| Prompt |
Every record must appear in your copy exactly as written, with no pictures.

| Data supplied |
--- START ---
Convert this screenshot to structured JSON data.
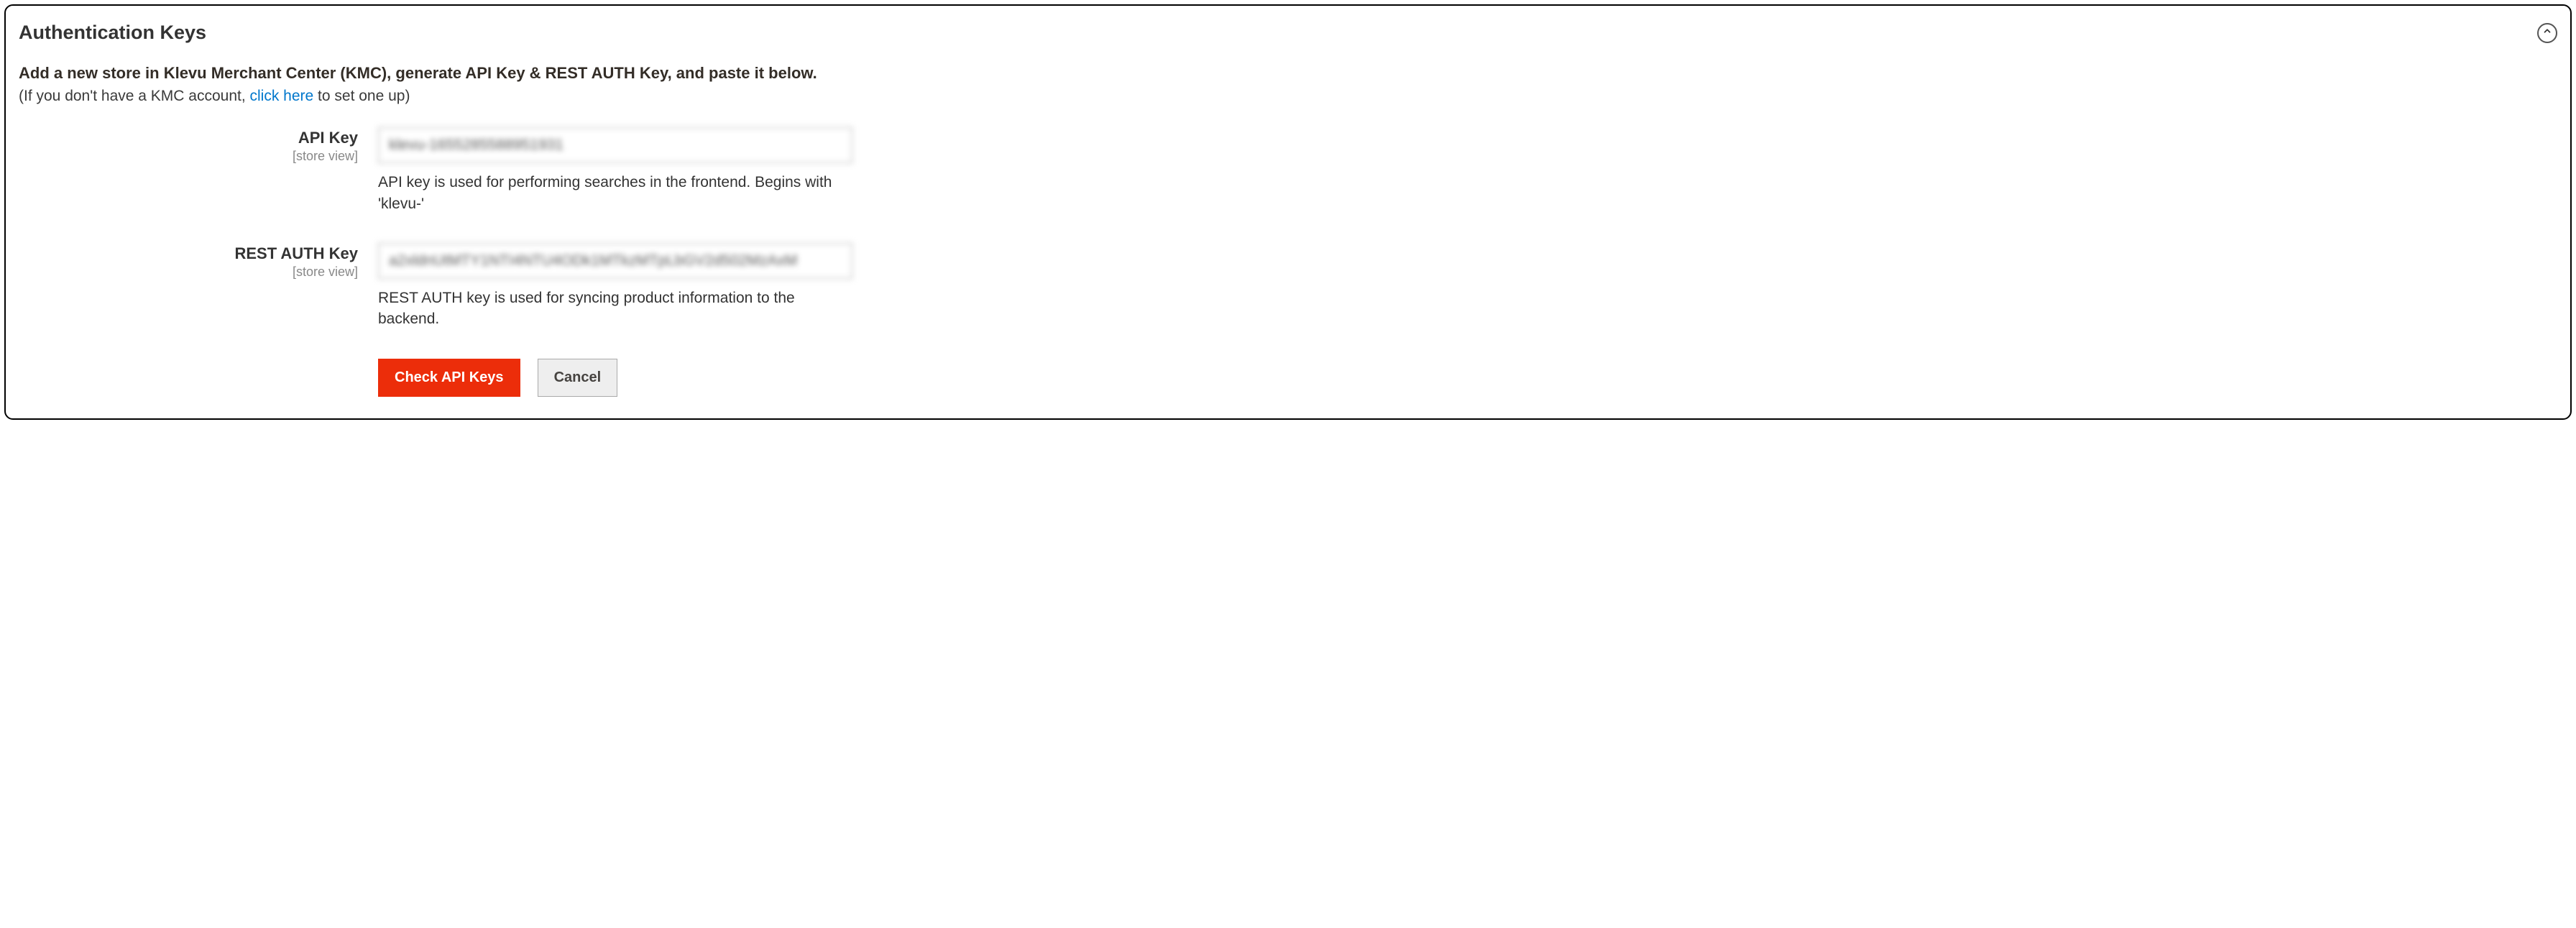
{
  "panel": {
    "title": "Authentication Keys"
  },
  "intro": {
    "bold": "Add a new store in Klevu Merchant Center (KMC), generate API Key & REST AUTH Key, and paste it below.",
    "sub_prefix": "(If you don't have a KMC account, ",
    "link_text": "click here",
    "sub_suffix": " to set one up)"
  },
  "fields": {
    "api_key": {
      "label": "API Key",
      "scope": "[store view]",
      "value": "klevu-165528558895193​1",
      "note": "API key is used for performing searches in the frontend. Begins with 'klevu-'"
    },
    "rest_auth": {
      "label": "REST AUTH Key",
      "scope": "[store view]",
      "value": "a2xldnUtMTY1NTI4NTU4ODk1MTkzMTpLbGV2d502MzAxM",
      "note": "REST AUTH key is used for syncing product information to the backend."
    }
  },
  "actions": {
    "primary": "Check API Keys",
    "secondary": "Cancel"
  }
}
--- END ---
| Task output |
Convert this screenshot to structured JSON data.
{
  "panel": {
    "title": "Authentication Keys"
  },
  "intro": {
    "bold": "Add a new store in Klevu Merchant Center (KMC), generate API Key & REST AUTH Key, and paste it below.",
    "sub_prefix": "(If you don't have a KMC account, ",
    "link_text": "click here",
    "sub_suffix": " to set one up)"
  },
  "fields": {
    "api_key": {
      "label": "API Key",
      "scope": "[store view]",
      "value": "klevu-165528558895193​1",
      "note": "API key is used for performing searches in the frontend. Begins with 'klevu-'"
    },
    "rest_auth": {
      "label": "REST AUTH Key",
      "scope": "[store view]",
      "value": "a2xldnUtMTY1NTI4NTU4ODk1MTkzMTpLbGV2d502MzAxM",
      "note": "REST AUTH key is used for syncing product information to the backend."
    }
  },
  "actions": {
    "primary": "Check API Keys",
    "secondary": "Cancel"
  }
}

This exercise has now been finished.